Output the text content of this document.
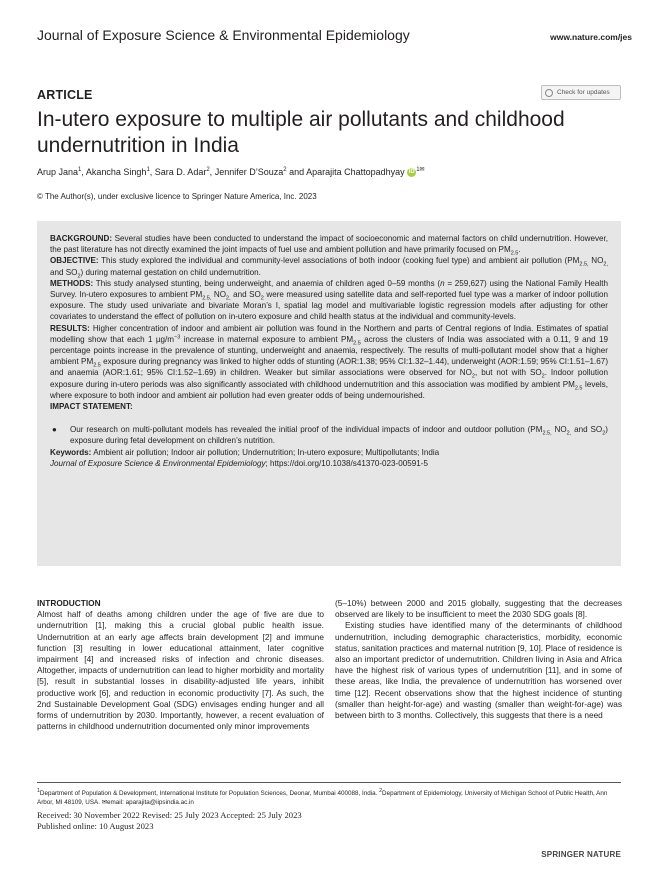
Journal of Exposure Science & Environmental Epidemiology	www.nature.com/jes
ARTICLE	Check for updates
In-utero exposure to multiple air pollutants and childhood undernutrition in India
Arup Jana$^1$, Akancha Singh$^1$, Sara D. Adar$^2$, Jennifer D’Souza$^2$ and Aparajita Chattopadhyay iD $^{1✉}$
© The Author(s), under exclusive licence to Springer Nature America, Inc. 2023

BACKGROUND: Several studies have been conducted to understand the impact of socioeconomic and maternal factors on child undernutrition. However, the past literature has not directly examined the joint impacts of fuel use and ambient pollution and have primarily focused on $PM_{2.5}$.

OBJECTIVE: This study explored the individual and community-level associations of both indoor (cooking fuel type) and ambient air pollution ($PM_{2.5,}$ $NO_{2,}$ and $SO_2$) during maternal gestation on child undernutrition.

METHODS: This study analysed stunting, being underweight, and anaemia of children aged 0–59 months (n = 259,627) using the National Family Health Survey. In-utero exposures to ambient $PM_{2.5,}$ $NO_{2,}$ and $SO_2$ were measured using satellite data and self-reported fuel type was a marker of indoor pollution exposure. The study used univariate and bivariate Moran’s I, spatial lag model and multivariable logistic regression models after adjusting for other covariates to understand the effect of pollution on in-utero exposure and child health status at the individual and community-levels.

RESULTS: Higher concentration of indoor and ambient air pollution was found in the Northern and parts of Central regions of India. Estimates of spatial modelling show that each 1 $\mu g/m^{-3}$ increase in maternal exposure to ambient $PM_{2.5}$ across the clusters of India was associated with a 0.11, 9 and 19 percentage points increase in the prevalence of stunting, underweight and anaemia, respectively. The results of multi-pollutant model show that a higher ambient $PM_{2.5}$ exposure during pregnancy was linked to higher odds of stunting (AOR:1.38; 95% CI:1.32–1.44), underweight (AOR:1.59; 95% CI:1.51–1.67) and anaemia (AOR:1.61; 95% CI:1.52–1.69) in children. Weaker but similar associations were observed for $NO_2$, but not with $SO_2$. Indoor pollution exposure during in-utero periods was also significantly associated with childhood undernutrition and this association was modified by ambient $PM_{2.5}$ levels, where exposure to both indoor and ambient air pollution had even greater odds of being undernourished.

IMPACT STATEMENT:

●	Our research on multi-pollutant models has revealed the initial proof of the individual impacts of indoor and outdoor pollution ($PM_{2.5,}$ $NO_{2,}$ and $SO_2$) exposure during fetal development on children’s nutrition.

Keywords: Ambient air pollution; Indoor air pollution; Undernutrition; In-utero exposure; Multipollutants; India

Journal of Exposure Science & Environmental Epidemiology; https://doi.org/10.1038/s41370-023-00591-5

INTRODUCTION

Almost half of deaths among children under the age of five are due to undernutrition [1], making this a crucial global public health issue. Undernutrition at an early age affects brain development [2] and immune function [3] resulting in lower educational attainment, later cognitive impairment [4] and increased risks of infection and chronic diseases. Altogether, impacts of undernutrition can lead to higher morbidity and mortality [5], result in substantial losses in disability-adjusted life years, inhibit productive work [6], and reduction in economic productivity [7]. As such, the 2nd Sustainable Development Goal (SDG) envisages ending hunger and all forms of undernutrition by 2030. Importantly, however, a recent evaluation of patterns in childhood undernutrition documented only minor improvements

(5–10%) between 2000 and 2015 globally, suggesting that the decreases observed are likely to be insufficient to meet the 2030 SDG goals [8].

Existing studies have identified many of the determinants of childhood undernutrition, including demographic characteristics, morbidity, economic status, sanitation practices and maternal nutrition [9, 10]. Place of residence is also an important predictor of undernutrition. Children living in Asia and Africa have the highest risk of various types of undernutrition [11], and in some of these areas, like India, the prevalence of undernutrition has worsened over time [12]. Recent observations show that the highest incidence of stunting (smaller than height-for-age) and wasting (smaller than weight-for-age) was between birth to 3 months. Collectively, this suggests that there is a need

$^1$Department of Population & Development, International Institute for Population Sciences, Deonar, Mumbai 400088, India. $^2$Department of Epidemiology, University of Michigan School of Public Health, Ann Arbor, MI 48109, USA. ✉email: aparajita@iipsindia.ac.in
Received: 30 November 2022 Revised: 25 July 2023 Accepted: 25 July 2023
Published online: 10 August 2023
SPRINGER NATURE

-*-*-

Aim of the exercise ▸ Using the records above, output their complete text exactly, minus any images.

Response ▸
Output the text content of this document.
Journal of Exposure Science & Environmental Epidemiology	www.nature.com/jes
ARTICLE	Check for updates
In-utero exposure to multiple air pollutants and childhood undernutrition in India
Arup Jana$^1$, Akancha Singh$^1$, Sara D. Adar$^2$, Jennifer D’Souza$^2$ and Aparajita Chattopadhyay iD $^{1✉}$
© The Author(s), under exclusive licence to Springer Nature America, Inc. 2023

BACKGROUND: Several studies have been conducted to understand the impact of socioeconomic and maternal factors on child undernutrition. However, the past literature has not directly examined the joint impacts of fuel use and ambient pollution and have primarily focused on $PM_{2.5}$.

OBJECTIVE: This study explored the individual and community-level associations of both indoor (cooking fuel type) and ambient air pollution ($PM_{2.5,}$ $NO_{2,}$ and $SO_2$) during maternal gestation on child undernutrition.

METHODS: This study analysed stunting, being underweight, and anaemia of children aged 0–59 months (n = 259,627) using the National Family Health Survey. In-utero exposures to ambient $PM_{2.5,}$ $NO_{2,}$ and $SO_2$ were measured using satellite data and self-reported fuel type was a marker of indoor pollution exposure. The study used univariate and bivariate Moran’s I, spatial lag model and multivariable logistic regression models after adjusting for other covariates to understand the effect of pollution on in-utero exposure and child health status at the individual and community-levels.

RESULTS: Higher concentration of indoor and ambient air pollution was found in the Northern and parts of Central regions of India. Estimates of spatial modelling show that each 1 $\mu g/m^{-3}$ increase in maternal exposure to ambient $PM_{2.5}$ across the clusters of India was associated with a 0.11, 9 and 19 percentage points increase in the prevalence of stunting, underweight and anaemia, respectively. The results of multi-pollutant model show that a higher ambient $PM_{2.5}$ exposure during pregnancy was linked to higher odds of stunting (AOR:1.38; 95% CI:1.32–1.44), underweight (AOR:1.59; 95% CI:1.51–1.67) and anaemia (AOR:1.61; 95% CI:1.52–1.69) in children. Weaker but similar associations were observed for $NO_2$, but not with $SO_2$. Indoor pollution exposure during in-utero periods was also significantly associated with childhood undernutrition and this association was modified by ambient $PM_{2.5}$ levels, where exposure to both indoor and ambient air pollution had even greater odds of being undernourished.

IMPACT STATEMENT:

●	Our research on multi-pollutant models has revealed the initial proof of the individual impacts of indoor and outdoor pollution ($PM_{2.5,}$ $NO_{2,}$ and $SO_2$) exposure during fetal development on children’s nutrition.

Keywords: Ambient air pollution; Indoor air pollution; Undernutrition; In-utero exposure; Multipollutants; India

Journal of Exposure Science & Environmental Epidemiology; https://doi.org/10.1038/s41370-023-00591-5

INTRODUCTION

Almost half of deaths among children under the age of five are due to undernutrition [1], making this a crucial global public health issue. Undernutrition at an early age affects brain development [2] and immune function [3] resulting in lower educational attainment, later cognitive impairment [4] and increased risks of infection and chronic diseases. Altogether, impacts of undernutrition can lead to higher morbidity and mortality [5], result in substantial losses in disability-adjusted life years, inhibit productive work [6], and reduction in economic productivity [7]. As such, the 2nd Sustainable Development Goal (SDG) envisages ending hunger and all forms of undernutrition by 2030. Importantly, however, a recent evaluation of patterns in childhood undernutrition documented only minor improvements

(5–10%) between 2000 and 2015 globally, suggesting that the decreases observed are likely to be insufficient to meet the 2030 SDG goals [8].

Existing studies have identified many of the determinants of childhood undernutrition, including demographic characteristics, morbidity, economic status, sanitation practices and maternal nutrition [9, 10]. Place of residence is also an important predictor of undernutrition. Children living in Asia and Africa have the highest risk of various types of undernutrition [11], and in some of these areas, like India, the prevalence of undernutrition has worsened over time [12]. Recent observations show that the highest incidence of stunting (smaller than height-for-age) and wasting (smaller than weight-for-age) was between birth to 3 months. Collectively, this suggests that there is a need

$^1$Department of Population & Development, International Institute for Population Sciences, Deonar, Mumbai 400088, India. $^2$Department of Epidemiology, University of Michigan School of Public Health, Ann Arbor, MI 48109, USA. ✉email: aparajita@iipsindia.ac.in
Received: 30 November 2022 Revised: 25 July 2023 Accepted: 25 July 2023
Published online: 10 August 2023
SPRINGER NATURE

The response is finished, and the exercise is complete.